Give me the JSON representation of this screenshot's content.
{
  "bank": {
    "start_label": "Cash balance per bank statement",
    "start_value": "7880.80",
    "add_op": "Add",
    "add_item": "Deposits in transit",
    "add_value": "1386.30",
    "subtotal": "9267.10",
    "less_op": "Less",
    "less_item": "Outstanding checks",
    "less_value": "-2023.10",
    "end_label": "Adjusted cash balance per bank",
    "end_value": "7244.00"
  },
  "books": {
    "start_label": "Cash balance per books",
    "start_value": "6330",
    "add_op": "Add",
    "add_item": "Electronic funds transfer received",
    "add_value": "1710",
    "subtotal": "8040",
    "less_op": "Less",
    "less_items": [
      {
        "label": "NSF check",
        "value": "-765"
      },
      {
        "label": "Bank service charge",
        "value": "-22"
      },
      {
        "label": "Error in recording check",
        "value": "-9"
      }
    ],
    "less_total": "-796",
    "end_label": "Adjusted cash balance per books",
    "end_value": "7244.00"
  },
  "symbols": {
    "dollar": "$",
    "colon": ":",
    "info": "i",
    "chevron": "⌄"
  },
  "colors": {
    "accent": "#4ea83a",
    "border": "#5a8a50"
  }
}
==========
> [Requirement]
Each line of the listing above should be output exactly.

> [Exercise result]
Give me the JSON representation of this screenshot's content.
{
  "bank": {
    "start_label": "Cash balance per bank statement",
    "start_value": "7880.80",
    "add_op": "Add",
    "add_item": "Deposits in transit",
    "add_value": "1386.30",
    "subtotal": "9267.10",
    "less_op": "Less",
    "less_item": "Outstanding checks",
    "less_value": "-2023.10",
    "end_label": "Adjusted cash balance per bank",
    "end_value": "7244.00"
  },
  "books": {
    "start_label": "Cash balance per books",
    "start_value": "6330",
    "add_op": "Add",
    "add_item": "Electronic funds transfer received",
    "add_value": "1710",
    "subtotal": "8040",
    "less_op": "Less",
    "less_items": [
      {
        "label": "NSF check",
        "value": "-765"
      },
      {
        "label": "Bank service charge",
        "value": "-22"
      },
      {
        "label": "Error in recording check",
        "value": "-9"
      }
    ],
    "less_total": "-796",
    "end_label": "Adjusted cash balance per books",
    "end_value": "7244.00"
  },
  "symbols": {
    "dollar": "$",
    "colon": ":",
    "info": "i",
    "chevron": "⌄"
  },
  "colors": {
    "accent": "#4ea83a",
    "border": "#5a8a50"
  }
}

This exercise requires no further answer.